*OBJECTIVE*.
Track down each line that has the word "Cable" and copy it.
------ RECORDS FOR THE TASK
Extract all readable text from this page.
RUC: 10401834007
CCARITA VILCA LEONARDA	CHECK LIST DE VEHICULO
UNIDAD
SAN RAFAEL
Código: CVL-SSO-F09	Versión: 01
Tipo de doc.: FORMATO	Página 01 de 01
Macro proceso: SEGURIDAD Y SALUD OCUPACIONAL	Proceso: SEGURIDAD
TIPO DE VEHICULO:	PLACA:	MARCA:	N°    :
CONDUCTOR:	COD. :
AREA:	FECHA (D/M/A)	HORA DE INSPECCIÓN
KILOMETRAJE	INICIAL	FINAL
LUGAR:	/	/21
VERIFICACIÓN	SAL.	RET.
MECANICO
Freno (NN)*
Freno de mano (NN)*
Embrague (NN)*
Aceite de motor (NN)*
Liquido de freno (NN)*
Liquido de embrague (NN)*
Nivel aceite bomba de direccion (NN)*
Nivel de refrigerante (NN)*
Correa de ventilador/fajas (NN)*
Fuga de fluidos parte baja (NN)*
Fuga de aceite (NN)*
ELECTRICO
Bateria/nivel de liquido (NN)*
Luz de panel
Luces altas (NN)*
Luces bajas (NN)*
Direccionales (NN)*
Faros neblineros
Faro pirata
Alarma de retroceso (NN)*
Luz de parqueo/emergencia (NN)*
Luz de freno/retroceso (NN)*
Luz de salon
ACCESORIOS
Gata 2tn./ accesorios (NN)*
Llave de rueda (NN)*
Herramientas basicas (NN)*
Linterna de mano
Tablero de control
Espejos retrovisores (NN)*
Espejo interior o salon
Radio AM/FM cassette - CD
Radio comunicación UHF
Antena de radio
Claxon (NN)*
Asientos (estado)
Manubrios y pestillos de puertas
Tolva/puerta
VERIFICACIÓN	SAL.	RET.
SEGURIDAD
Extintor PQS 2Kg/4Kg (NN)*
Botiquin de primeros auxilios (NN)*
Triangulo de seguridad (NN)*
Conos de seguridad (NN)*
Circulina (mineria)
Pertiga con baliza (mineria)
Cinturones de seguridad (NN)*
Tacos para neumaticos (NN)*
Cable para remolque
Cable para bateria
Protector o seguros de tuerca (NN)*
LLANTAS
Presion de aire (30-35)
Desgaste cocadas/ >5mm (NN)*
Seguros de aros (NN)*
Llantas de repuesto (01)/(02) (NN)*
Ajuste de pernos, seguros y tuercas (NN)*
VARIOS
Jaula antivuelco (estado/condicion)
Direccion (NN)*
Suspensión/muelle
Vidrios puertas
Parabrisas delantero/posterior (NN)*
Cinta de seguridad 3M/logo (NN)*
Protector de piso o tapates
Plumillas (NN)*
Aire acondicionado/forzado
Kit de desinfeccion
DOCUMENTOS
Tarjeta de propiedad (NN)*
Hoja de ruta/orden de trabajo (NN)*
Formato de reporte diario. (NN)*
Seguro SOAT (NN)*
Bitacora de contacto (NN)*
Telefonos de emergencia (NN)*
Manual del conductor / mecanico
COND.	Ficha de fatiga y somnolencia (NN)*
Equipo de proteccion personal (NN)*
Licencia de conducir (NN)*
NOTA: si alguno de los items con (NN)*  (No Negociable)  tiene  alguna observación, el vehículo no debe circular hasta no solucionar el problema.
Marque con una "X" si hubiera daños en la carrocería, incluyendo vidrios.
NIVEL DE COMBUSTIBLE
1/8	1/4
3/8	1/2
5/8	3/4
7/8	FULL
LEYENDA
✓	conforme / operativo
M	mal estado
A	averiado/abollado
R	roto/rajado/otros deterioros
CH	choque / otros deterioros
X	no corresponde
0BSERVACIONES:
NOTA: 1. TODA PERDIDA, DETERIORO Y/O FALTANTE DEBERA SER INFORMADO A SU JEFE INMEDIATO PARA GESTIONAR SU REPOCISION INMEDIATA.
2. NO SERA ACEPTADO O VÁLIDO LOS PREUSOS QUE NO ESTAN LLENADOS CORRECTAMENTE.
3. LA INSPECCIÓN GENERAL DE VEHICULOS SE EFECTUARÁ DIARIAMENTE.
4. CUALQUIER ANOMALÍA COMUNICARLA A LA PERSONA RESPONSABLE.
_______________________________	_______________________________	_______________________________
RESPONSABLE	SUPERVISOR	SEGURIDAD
------------
*EXERCISE ANSWER*.
Cable para remolque
Cable para bateria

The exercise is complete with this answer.